**What to produce:** Write out each line exactly as given. Leave the pictures out of your copy.

## START Data extract

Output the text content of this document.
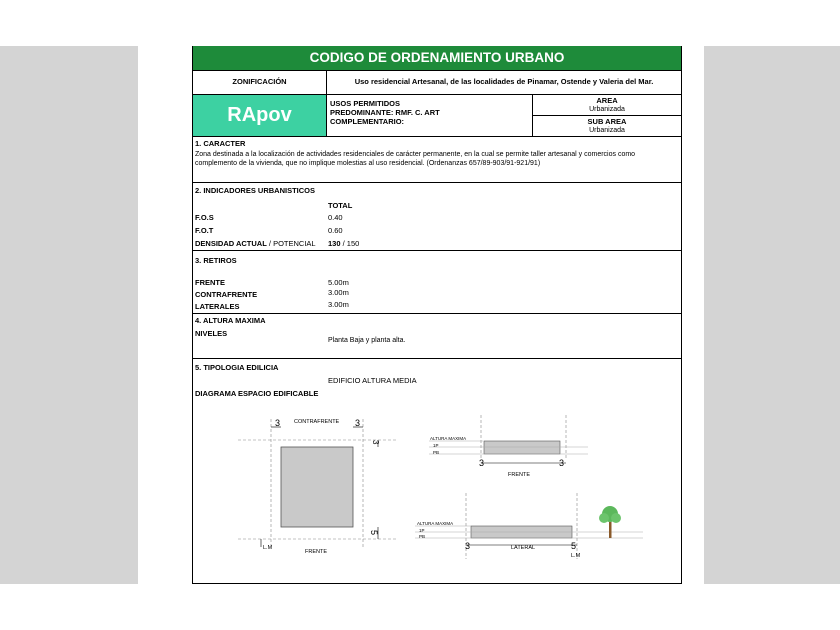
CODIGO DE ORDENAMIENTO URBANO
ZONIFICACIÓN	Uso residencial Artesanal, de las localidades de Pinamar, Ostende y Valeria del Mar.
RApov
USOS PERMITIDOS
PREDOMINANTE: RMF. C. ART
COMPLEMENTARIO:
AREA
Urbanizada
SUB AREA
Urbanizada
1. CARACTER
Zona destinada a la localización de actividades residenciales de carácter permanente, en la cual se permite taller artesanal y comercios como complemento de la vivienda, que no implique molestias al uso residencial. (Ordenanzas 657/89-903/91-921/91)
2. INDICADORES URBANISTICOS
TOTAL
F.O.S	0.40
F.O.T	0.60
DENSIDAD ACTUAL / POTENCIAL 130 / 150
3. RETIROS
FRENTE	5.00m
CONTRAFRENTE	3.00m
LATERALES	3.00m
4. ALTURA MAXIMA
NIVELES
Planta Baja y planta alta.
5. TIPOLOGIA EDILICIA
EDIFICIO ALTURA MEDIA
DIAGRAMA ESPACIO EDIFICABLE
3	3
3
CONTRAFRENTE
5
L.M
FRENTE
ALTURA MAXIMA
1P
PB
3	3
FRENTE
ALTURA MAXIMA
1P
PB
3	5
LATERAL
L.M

## END Data extract

**Task answer:**
Output the text content of this document.
CODIGO DE ORDENAMIENTO URBANO
ZONIFICACIÓN	Uso residencial Artesanal, de las localidades de Pinamar, Ostende y Valeria del Mar.
RApov
USOS PERMITIDOS
PREDOMINANTE: RMF. C. ART
COMPLEMENTARIO:
AREA
Urbanizada
SUB AREA
Urbanizada
1. CARACTER
Zona destinada a la localización de actividades residenciales de carácter permanente, en la cual se permite taller artesanal y comercios como complemento de la vivienda, que no implique molestias al uso residencial. (Ordenanzas 657/89-903/91-921/91)
2. INDICADORES URBANISTICOS
TOTAL
F.O.S	0.40
F.O.T	0.60
DENSIDAD ACTUAL / POTENCIAL 130 / 150
3. RETIROS
FRENTE	5.00m
CONTRAFRENTE	3.00m
LATERALES	3.00m
4. ALTURA MAXIMA
NIVELES
Planta Baja y planta alta.
5. TIPOLOGIA EDILICIA
EDIFICIO ALTURA MEDIA
DIAGRAMA ESPACIO EDIFICABLE
3	3
3
CONTRAFRENTE
5
L.M
FRENTE
ALTURA MAXIMA
1P
PB
3	3
FRENTE
ALTURA MAXIMA
1P
PB
3	5
LATERAL
L.M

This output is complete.